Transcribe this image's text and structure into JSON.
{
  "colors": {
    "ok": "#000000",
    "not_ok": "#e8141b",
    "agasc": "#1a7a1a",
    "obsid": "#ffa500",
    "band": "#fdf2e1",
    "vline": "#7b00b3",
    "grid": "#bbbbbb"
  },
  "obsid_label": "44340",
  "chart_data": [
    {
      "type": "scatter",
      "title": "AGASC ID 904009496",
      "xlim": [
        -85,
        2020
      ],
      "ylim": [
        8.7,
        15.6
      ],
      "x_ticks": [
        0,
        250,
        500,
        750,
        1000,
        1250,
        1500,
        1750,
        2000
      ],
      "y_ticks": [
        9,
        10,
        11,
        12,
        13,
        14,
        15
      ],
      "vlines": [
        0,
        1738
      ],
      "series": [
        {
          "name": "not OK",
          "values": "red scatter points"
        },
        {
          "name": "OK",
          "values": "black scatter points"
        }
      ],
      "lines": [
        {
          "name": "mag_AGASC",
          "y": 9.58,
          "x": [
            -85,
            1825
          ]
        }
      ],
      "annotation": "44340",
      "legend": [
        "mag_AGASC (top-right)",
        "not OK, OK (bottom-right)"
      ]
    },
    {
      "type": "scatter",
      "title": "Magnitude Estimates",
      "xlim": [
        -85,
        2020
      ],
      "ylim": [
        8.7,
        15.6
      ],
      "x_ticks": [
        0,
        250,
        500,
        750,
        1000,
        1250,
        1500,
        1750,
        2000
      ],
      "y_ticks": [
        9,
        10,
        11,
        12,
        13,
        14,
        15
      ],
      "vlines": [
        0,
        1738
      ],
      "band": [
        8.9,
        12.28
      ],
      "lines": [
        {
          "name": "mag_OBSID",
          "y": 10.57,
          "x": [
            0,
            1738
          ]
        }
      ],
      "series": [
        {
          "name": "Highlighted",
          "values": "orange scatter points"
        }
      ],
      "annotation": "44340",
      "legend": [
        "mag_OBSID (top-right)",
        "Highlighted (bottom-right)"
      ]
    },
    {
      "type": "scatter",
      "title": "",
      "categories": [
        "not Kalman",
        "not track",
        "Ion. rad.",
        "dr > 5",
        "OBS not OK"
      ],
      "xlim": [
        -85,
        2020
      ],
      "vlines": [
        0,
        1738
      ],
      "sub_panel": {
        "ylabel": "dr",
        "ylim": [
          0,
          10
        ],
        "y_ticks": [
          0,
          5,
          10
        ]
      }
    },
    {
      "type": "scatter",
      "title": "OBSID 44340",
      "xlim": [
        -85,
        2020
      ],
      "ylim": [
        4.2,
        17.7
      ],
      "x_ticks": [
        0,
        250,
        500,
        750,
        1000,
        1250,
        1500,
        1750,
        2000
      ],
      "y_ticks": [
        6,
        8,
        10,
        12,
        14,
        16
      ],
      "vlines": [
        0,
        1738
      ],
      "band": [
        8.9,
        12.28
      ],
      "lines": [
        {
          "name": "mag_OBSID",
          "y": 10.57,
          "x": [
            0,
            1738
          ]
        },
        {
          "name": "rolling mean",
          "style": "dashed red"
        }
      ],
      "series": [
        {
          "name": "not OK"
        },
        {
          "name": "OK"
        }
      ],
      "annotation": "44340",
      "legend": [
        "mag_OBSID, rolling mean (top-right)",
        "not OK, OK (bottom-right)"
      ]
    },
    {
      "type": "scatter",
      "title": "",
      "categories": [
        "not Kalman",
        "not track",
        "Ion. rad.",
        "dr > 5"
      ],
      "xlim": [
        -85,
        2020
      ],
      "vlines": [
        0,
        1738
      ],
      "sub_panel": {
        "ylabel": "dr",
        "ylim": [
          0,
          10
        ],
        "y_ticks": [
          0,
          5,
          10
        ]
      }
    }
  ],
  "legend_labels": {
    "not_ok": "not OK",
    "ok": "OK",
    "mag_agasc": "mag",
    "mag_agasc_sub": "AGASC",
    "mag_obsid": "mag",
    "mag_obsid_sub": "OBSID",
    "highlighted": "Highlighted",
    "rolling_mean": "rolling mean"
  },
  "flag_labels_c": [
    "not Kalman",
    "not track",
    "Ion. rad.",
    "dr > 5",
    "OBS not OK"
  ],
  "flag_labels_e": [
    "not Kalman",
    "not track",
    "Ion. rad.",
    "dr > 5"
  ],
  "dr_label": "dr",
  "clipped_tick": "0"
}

══════════════════════════════

Provide only the count of lines in the material above that hold the word "points".

## Exercise answer:
3